§ The task
Retype all of the data. Every line must match exactly.

======== Exercise input ========

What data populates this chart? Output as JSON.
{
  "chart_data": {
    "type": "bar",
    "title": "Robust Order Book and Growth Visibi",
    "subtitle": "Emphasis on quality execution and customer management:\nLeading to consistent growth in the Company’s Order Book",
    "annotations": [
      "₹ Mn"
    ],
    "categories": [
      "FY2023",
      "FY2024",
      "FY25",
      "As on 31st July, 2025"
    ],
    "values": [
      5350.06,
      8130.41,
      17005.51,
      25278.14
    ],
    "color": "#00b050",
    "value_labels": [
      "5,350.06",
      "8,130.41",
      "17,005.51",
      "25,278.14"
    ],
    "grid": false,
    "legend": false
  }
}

========

§ Response to the task
What data populates this chart? Output as JSON.
{
  "chart_data": {
    "type": "bar",
    "title": "Robust Order Book and Growth Visibi",
    "subtitle": "Emphasis on quality execution and customer management:\nLeading to consistent growth in the Company’s Order Book",
    "annotations": [
      "₹ Mn"
    ],
    "categories": [
      "FY2023",
      "FY2024",
      "FY25",
      "As on 31st July, 2025"
    ],
    "values": [
      5350.06,
      8130.41,
      17005.51,
      25278.14
    ],
    "color": "#00b050",
    "value_labels": [
      "5,350.06",
      "8,130.41",
      "17,005.51",
      "25,278.14"
    ],
    "grid": false,
    "legend": false
  }
}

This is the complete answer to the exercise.